Records contained in a dataset
++++++++++++++++++++

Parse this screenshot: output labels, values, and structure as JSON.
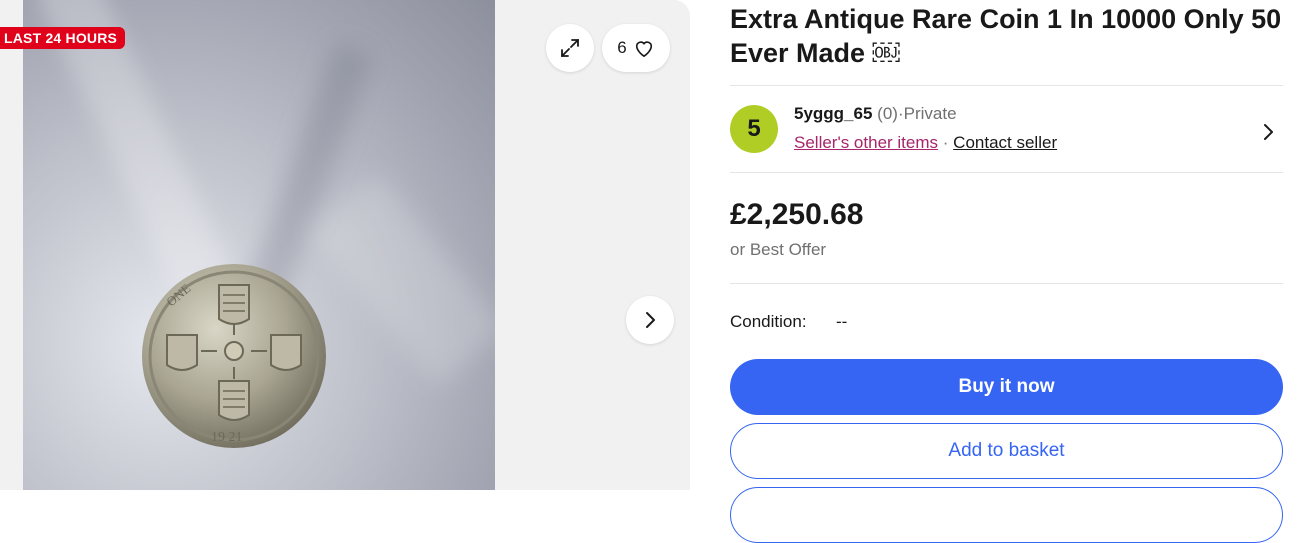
{
  "gallery": {
    "badge": "LAST 24 HOURS",
    "watch_count": "6",
    "icons": {
      "expand": "expand-icon",
      "heart": "heart-icon",
      "next": "chevron-right-icon"
    }
  },
  "listing": {
    "title": "Extra Antique Rare Coin 1 In 10000 Only 50 Ever Made ￼"
  },
  "seller": {
    "avatar_letter": "5",
    "avatar_color": "#b0cd26",
    "name": "5yggg_65",
    "feedback": "(0)",
    "separator": "·",
    "type": "Private",
    "other_items": "Seller's other items",
    "contact": "Contact seller"
  },
  "price": {
    "amount": "£2,250.68",
    "offer": "or Best Offer"
  },
  "condition": {
    "label": "Condition:",
    "value": "--"
  },
  "actions": {
    "buy_now": "Buy it now",
    "add_to_basket": "Add to basket"
  },
  "colors": {
    "primary": "#3665f3",
    "badge_red": "#e0021b",
    "seller_link": "#a6256b"
  }
}
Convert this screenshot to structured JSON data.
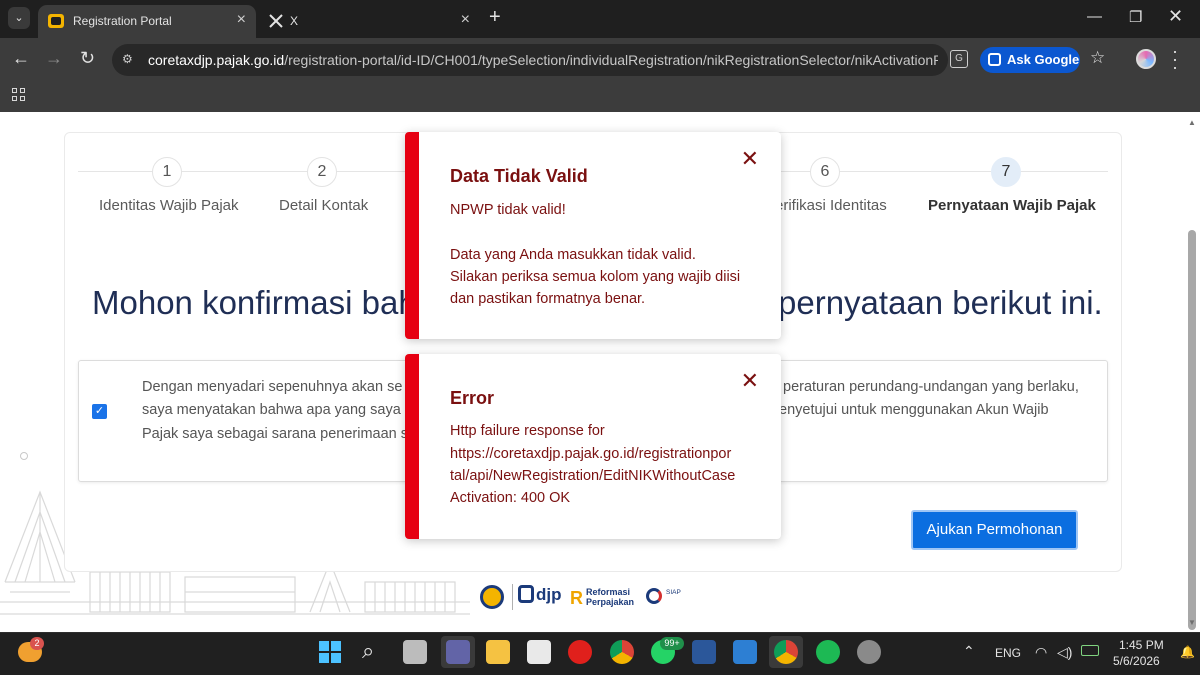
{
  "browser": {
    "tabs": [
      {
        "title": "Registration Portal",
        "active": true,
        "favicon": "portal-favicon-icon"
      },
      {
        "title": "X",
        "active": false,
        "favicon": "x-logo-icon"
      }
    ],
    "url_host": "coretaxdjp.pajak.go.id",
    "url_path": "/registration-portal/id-ID/CH001/typeSelection/individualRegistration/nikRegistrationSelector/nikActivationRegist...",
    "ask_google_label": "Ask Google"
  },
  "stepper": {
    "steps": [
      {
        "number": "1",
        "label": "Identitas Wajib Pajak"
      },
      {
        "number": "2",
        "label": "Detail Kontak"
      },
      {
        "number": "6",
        "label": "erifikasi Identitas"
      },
      {
        "number": "7",
        "label": "Pernyataan Wajib Pajak",
        "current": true
      }
    ]
  },
  "main": {
    "headline_left": "Mohon konfirmasi bah",
    "headline_right": "pernyataan berikut ini.",
    "confirm_left_lines": [
      "Dengan menyadari sepenuhnya akan se",
      "saya menyatakan bahwa apa yang saya",
      "Pajak saya sebagai sarana penerimaan s"
    ],
    "confirm_right_lines": [
      "peraturan perundang-undangan yang berlaku,",
      "enyetujui untuk menggunakan Akun Wajib"
    ],
    "checkbox_checked": true,
    "submit_label": "Ajukan Permohonan"
  },
  "footer_logos": {
    "djp": "djp",
    "reformasi_line1": "Reformasi",
    "reformasi_line2": "Perpajakan",
    "siap": "SIAP"
  },
  "toasts": [
    {
      "title": "Data Tidak Valid",
      "lines": [
        "NPWP tidak valid!",
        "",
        "Data yang Anda masukkan tidak valid.",
        "Silakan periksa semua kolom yang wajib diisi",
        "dan pastikan formatnya benar."
      ]
    },
    {
      "title": "Error",
      "lines": [
        "Http failure response for",
        "https://coretaxdjp.pajak.go.id/registrationpor",
        "tal/api/NewRegistration/EditNIKWithoutCase",
        "Activation: 400 OK"
      ]
    }
  ],
  "taskbar": {
    "weather_badge": "2",
    "whatsapp_badge": "99+",
    "language": "ENG",
    "time": "1:45 PM",
    "date": "5/6/2026"
  },
  "colors": {
    "toast_accent": "#e60012",
    "toast_text": "#7a1010",
    "primary_button": "#0b6ee0",
    "headline": "#1f2e55"
  }
}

++++++++++++++++++++

### SET PROBLEM
Find the word "favicon" in the records and pull out each line that has it.

### ANSWER FOR THIS EXERCISE
        "favicon": "portal-favicon-icon"
        "favicon": "x-logo-icon"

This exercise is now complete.